Start Raw data

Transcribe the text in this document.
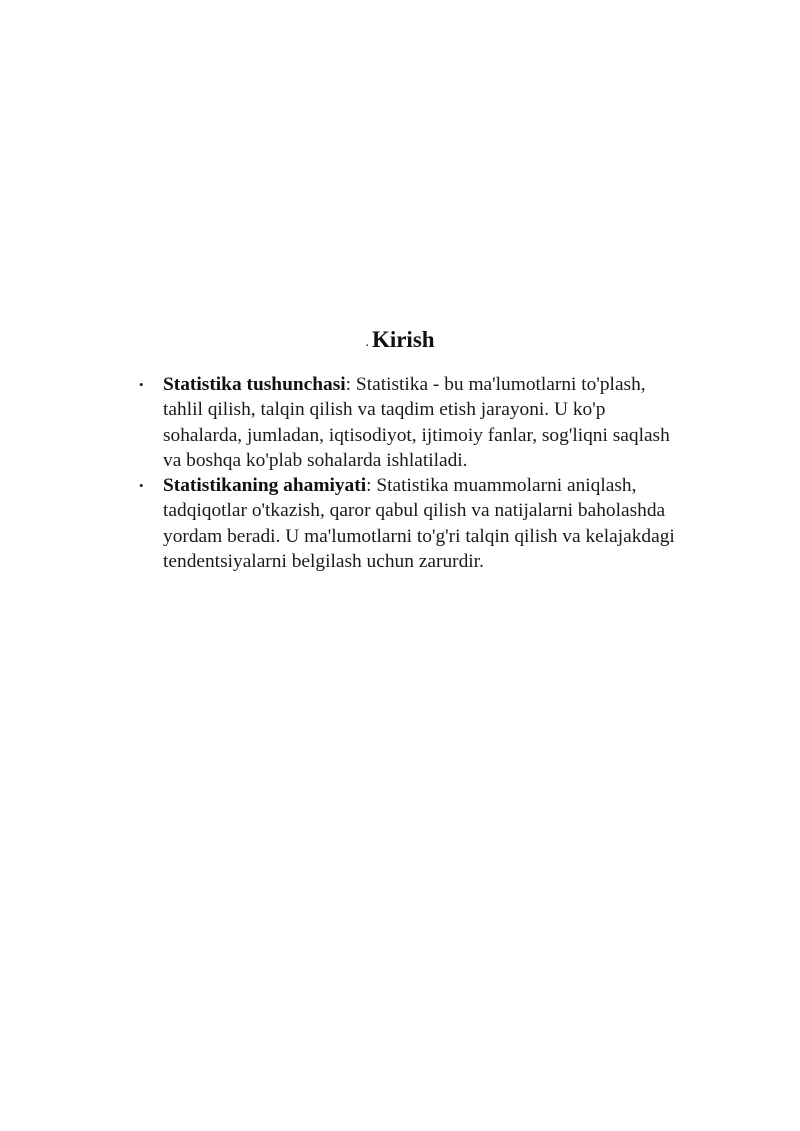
. Kirish
• Statistika tushunchasi: Statistika - bu ma'lumotlarni to'plash,
tahlil qilish, talqin qilish va taqdim etish jarayoni. U ko'p
sohalarda, jumladan, iqtisodiyot, ijtimoiy fanlar, sog'liqni saqlash
va boshqa ko'plab sohalarda ishlatiladi.
• Statistikaning ahamiyati: Statistika muammolarni aniqlash,
tadqiqotlar o'tkazish, qaror qabul qilish va natijalarni baholashda
yordam beradi. U ma'lumotlarni to'g'ri talqin qilish va kelajakdagi
tendentsiyalarni belgilash uchun zarurdir.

End Raw data

#### What is required
Return the whole listing, word for word, and leave out every picture.

#### Expected answer
Transcribe the text in this document.
. Kirish
• Statistika tushunchasi: Statistika - bu ma'lumotlarni to'plash,
tahlil qilish, talqin qilish va taqdim etish jarayoni. U ko'p
sohalarda, jumladan, iqtisodiyot, ijtimoiy fanlar, sog'liqni saqlash
va boshqa ko'plab sohalarda ishlatiladi.
• Statistikaning ahamiyati: Statistika muammolarni aniqlash,
tadqiqotlar o'tkazish, qaror qabul qilish va natijalarni baholashda
yordam beradi. U ma'lumotlarni to'g'ri talqin qilish va kelajakdagi
tendentsiyalarni belgilash uchun zarurdir.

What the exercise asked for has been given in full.